** BEGIN **

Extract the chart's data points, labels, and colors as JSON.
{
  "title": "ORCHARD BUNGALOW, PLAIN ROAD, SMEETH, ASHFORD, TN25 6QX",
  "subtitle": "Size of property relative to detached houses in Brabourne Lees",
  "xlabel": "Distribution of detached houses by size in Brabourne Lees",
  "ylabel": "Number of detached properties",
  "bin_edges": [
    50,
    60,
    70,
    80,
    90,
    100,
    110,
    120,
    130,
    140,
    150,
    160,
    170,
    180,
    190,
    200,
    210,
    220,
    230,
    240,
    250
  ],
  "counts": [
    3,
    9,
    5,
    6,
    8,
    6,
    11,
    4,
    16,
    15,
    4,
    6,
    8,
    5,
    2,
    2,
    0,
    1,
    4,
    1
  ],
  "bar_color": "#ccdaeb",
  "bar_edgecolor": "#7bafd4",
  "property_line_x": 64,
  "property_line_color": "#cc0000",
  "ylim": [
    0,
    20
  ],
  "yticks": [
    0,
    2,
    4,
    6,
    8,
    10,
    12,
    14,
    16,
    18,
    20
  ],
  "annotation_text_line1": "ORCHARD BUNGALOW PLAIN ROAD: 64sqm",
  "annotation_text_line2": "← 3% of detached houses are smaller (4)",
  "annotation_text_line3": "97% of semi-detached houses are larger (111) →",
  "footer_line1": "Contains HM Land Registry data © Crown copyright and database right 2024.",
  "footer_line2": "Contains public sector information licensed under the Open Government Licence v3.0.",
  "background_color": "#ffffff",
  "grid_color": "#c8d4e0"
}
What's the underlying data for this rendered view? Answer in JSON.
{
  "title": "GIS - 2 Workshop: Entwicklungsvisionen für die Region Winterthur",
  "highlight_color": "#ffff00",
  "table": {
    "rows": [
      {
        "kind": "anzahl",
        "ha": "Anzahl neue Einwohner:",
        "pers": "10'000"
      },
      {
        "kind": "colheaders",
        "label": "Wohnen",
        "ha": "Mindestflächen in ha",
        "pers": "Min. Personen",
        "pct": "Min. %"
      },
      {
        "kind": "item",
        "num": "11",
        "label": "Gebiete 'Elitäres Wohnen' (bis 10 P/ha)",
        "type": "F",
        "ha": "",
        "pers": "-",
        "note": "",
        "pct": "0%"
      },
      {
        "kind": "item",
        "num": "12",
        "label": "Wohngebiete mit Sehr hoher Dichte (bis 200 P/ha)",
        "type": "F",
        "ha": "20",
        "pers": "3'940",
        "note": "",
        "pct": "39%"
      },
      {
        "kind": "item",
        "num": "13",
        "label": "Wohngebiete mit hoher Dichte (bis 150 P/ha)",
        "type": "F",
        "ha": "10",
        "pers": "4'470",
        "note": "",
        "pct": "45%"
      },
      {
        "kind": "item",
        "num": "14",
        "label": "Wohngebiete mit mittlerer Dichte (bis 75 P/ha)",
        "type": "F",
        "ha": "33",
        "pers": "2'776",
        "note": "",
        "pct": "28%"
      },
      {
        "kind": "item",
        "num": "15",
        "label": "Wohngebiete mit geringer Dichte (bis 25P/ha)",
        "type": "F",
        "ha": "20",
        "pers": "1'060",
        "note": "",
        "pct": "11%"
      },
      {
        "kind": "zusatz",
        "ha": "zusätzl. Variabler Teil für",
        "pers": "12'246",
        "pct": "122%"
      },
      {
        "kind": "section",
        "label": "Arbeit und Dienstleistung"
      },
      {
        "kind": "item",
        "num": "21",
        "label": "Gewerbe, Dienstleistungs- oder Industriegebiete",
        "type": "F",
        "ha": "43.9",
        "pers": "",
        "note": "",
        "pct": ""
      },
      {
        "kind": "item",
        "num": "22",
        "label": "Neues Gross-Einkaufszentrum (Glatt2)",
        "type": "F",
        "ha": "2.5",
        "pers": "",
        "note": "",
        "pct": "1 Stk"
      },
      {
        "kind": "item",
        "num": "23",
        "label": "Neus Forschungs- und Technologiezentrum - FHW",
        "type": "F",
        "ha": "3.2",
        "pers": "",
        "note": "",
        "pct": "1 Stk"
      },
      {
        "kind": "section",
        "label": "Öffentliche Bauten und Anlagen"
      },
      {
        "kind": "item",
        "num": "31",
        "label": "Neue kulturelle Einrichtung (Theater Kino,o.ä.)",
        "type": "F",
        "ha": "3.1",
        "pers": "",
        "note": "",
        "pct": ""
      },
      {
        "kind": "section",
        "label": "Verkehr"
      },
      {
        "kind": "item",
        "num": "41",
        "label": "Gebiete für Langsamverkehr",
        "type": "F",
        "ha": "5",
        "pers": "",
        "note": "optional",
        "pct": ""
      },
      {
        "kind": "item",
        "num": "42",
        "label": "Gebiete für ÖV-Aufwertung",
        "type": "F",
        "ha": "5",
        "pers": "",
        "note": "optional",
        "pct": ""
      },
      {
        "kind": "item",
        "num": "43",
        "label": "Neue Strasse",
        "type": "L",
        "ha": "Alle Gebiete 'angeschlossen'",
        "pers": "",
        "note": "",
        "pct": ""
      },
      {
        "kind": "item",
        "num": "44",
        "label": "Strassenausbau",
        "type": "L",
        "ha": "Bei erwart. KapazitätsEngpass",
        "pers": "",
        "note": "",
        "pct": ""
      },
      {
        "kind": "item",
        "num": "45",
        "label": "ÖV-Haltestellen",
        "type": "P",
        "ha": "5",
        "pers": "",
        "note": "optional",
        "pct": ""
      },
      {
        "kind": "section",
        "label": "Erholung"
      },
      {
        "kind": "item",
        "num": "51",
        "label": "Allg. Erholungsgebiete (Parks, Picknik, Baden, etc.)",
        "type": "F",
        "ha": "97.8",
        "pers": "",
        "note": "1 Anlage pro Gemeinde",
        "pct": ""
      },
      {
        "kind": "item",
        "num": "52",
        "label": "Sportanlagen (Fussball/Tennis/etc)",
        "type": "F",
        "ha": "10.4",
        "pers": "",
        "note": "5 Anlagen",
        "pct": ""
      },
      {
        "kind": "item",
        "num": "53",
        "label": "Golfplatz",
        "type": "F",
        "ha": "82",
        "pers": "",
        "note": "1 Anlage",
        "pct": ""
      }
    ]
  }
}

** END **

• WRITTEN TASK:
Every line in the data that holds "Lees" should be copied out.

• EXERCISE ANSWER:
  "subtitle": "Size of property relative to detached houses in Brabourne Lees",
  "xlabel": "Distribution of detached houses by size in Brabourne Lees",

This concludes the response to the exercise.